§ Stated problem: Extract the complete listing and repeat it word for word.

§ Stored data:

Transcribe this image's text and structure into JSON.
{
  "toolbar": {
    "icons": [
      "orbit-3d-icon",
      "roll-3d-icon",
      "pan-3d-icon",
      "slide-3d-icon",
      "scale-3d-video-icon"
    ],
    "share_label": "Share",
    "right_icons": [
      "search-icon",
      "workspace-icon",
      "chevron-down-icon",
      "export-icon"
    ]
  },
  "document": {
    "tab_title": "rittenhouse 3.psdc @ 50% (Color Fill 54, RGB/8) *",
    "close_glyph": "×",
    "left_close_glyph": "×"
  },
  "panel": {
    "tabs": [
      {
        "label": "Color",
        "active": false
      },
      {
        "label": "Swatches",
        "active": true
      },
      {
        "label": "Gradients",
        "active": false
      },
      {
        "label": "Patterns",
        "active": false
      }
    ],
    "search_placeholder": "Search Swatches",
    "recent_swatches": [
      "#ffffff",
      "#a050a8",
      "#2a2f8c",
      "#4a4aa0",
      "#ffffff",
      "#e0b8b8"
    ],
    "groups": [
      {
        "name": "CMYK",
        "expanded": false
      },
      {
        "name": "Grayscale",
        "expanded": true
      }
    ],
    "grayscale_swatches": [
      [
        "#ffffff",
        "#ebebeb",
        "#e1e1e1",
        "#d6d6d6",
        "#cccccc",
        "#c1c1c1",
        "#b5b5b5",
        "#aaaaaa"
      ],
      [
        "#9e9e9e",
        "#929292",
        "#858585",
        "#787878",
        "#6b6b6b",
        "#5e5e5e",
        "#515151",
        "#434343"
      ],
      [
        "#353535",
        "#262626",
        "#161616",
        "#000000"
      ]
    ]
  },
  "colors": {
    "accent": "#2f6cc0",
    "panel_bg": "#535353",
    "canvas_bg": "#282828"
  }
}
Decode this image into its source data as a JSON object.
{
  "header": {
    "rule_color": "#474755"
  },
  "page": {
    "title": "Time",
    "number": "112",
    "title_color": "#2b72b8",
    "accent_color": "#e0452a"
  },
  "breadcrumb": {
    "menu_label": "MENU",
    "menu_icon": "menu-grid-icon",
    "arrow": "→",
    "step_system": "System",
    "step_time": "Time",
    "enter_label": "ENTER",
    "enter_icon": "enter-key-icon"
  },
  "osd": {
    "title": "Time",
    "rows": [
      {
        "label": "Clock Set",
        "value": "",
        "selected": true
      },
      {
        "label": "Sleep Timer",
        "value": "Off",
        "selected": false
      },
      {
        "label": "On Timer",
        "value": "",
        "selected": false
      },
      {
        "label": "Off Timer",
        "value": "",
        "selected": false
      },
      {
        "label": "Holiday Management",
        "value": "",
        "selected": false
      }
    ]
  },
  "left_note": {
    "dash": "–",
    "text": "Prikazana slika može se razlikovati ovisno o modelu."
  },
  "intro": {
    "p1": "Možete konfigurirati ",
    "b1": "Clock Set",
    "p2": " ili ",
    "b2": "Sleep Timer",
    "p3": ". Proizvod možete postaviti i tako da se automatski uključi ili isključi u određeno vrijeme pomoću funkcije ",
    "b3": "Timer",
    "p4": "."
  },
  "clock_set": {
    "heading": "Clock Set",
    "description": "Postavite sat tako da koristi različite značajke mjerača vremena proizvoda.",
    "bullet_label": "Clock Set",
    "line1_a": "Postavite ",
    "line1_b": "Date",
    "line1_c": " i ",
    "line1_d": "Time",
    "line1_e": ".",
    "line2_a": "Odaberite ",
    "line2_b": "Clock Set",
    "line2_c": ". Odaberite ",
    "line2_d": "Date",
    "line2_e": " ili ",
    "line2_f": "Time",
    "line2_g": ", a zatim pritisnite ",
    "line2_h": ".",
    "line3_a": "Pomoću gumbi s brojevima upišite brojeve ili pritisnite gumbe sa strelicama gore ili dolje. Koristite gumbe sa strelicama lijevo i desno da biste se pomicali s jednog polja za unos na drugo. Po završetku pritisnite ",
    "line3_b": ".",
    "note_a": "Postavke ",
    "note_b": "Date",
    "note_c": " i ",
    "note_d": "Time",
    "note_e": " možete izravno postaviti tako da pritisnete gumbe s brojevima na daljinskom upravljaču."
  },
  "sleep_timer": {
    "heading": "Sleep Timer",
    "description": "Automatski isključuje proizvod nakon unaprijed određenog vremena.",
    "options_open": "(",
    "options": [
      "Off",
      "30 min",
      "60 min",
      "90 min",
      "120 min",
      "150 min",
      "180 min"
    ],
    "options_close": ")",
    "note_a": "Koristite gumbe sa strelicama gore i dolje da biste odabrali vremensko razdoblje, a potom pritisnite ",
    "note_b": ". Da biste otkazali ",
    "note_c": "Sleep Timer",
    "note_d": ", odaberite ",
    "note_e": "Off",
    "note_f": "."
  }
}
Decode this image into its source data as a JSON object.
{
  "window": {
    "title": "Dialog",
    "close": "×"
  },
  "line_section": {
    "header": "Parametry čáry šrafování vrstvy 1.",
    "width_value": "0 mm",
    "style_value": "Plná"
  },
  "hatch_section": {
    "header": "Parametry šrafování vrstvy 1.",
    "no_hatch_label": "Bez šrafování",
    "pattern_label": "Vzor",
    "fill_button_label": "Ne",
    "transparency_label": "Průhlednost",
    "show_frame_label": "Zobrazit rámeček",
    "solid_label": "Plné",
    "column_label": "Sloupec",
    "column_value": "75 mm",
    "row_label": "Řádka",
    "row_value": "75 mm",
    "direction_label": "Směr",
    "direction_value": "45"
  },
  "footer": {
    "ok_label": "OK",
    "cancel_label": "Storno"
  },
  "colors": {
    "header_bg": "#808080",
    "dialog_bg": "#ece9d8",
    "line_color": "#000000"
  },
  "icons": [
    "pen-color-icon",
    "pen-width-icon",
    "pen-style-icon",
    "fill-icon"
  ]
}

§ Reply:
Transcribe this image's text and structure into JSON.
{
  "toolbar": {
    "icons": [
      "orbit-3d-icon",
      "roll-3d-icon",
      "pan-3d-icon",
      "slide-3d-icon",
      "scale-3d-video-icon"
    ],
    "share_label": "Share",
    "right_icons": [
      "search-icon",
      "workspace-icon",
      "chevron-down-icon",
      "export-icon"
    ]
  },
  "document": {
    "tab_title": "rittenhouse 3.psdc @ 50% (Color Fill 54, RGB/8) *",
    "close_glyph": "×",
    "left_close_glyph": "×"
  },
  "panel": {
    "tabs": [
      {
        "label": "Color",
        "active": false
      },
      {
        "label": "Swatches",
        "active": true
      },
      {
        "label": "Gradients",
        "active": false
      },
      {
        "label": "Patterns",
        "active": false
      }
    ],
    "search_placeholder": "Search Swatches",
    "recent_swatches": [
      "#ffffff",
      "#a050a8",
      "#2a2f8c",
      "#4a4aa0",
      "#ffffff",
      "#e0b8b8"
    ],
    "groups": [
      {
        "name": "CMYK",
        "expanded": false
      },
      {
        "name": "Grayscale",
        "expanded": true
      }
    ],
    "grayscale_swatches": [
      [
        "#ffffff",
        "#ebebeb",
        "#e1e1e1",
        "#d6d6d6",
        "#cccccc",
        "#c1c1c1",
        "#b5b5b5",
        "#aaaaaa"
      ],
      [
        "#9e9e9e",
        "#929292",
        "#858585",
        "#787878",
        "#6b6b6b",
        "#5e5e5e",
        "#515151",
        "#434343"
      ],
      [
        "#353535",
        "#262626",
        "#161616",
        "#000000"
      ]
    ]
  },
  "colors": {
    "accent": "#2f6cc0",
    "panel_bg": "#535353",
    "canvas_bg": "#282828"
  }
}
Decode this image into its source data as a JSON object.
{
  "header": {
    "rule_color": "#474755"
  },
  "page": {
    "title": "Time",
    "number": "112",
    "title_color": "#2b72b8",
    "accent_color": "#e0452a"
  },
  "breadcrumb": {
    "menu_label": "MENU",
    "menu_icon": "menu-grid-icon",
    "arrow": "→",
    "step_system": "System",
    "step_time": "Time",
    "enter_label": "ENTER",
    "enter_icon": "enter-key-icon"
  },
  "osd": {
    "title": "Time",
    "rows": [
      {
        "label": "Clock Set",
        "value": "",
        "selected": true
      },
      {
        "label": "Sleep Timer",
        "value": "Off",
        "selected": false
      },
      {
        "label": "On Timer",
        "value": "",
        "selected": false
      },
      {
        "label": "Off Timer",
        "value": "",
        "selected": false
      },
      {
        "label": "Holiday Management",
        "value": "",
        "selected": false
      }
    ]
  },
  "left_note": {
    "dash": "–",
    "text": "Prikazana slika može se razlikovati ovisno o modelu."
  },
  "intro": {
    "p1": "Možete konfigurirati ",
    "b1": "Clock Set",
    "p2": " ili ",
    "b2": "Sleep Timer",
    "p3": ". Proizvod možete postaviti i tako da se automatski uključi ili isključi u određeno vrijeme pomoću funkcije ",
    "b3": "Timer",
    "p4": "."
  },
  "clock_set": {
    "heading": "Clock Set",
    "description": "Postavite sat tako da koristi različite značajke mjerača vremena proizvoda.",
    "bullet_label": "Clock Set",
    "line1_a": "Postavite ",
    "line1_b": "Date",
    "line1_c": " i ",
    "line1_d": "Time",
    "line1_e": ".",
    "line2_a": "Odaberite ",
    "line2_b": "Clock Set",
    "line2_c": ". Odaberite ",
    "line2_d": "Date",
    "line2_e": " ili ",
    "line2_f": "Time",
    "line2_g": ", a zatim pritisnite ",
    "line2_h": ".",
    "line3_a": "Pomoću gumbi s brojevima upišite brojeve ili pritisnite gumbe sa strelicama gore ili dolje. Koristite gumbe sa strelicama lijevo i desno da biste se pomicali s jednog polja za unos na drugo. Po završetku pritisnite ",
    "line3_b": ".",
    "note_a": "Postavke ",
    "note_b": "Date",
    "note_c": " i ",
    "note_d": "Time",
    "note_e": " možete izravno postaviti tako da pritisnete gumbe s brojevima na daljinskom upravljaču."
  },
  "sleep_timer": {
    "heading": "Sleep Timer",
    "description": "Automatski isključuje proizvod nakon unaprijed određenog vremena.",
    "options_open": "(",
    "options": [
      "Off",
      "30 min",
      "60 min",
      "90 min",
      "120 min",
      "150 min",
      "180 min"
    ],
    "options_close": ")",
    "note_a": "Koristite gumbe sa strelicama gore i dolje da biste odabrali vremensko razdoblje, a potom pritisnite ",
    "note_b": ". Da biste otkazali ",
    "note_c": "Sleep Timer",
    "note_d": ", odaberite ",
    "note_e": "Off",
    "note_f": "."
  }
}
Decode this image into its source data as a JSON object.
{
  "window": {
    "title": "Dialog",
    "close": "×"
  },
  "line_section": {
    "header": "Parametry čáry šrafování vrstvy 1.",
    "width_value": "0 mm",
    "style_value": "Plná"
  },
  "hatch_section": {
    "header": "Parametry šrafování vrstvy 1.",
    "no_hatch_label": "Bez šrafování",
    "pattern_label": "Vzor",
    "fill_button_label": "Ne",
    "transparency_label": "Průhlednost",
    "show_frame_label": "Zobrazit rámeček",
    "solid_label": "Plné",
    "column_label": "Sloupec",
    "column_value": "75 mm",
    "row_label": "Řádka",
    "row_value": "75 mm",
    "direction_label": "Směr",
    "direction_value": "45"
  },
  "footer": {
    "ok_label": "OK",
    "cancel_label": "Storno"
  },
  "colors": {
    "header_bg": "#808080",
    "dialog_bg": "#ece9d8",
    "line_color": "#000000"
  },
  "icons": [
    "pen-color-icon",
    "pen-width-icon",
    "pen-style-icon",
    "fill-icon"
  ]
}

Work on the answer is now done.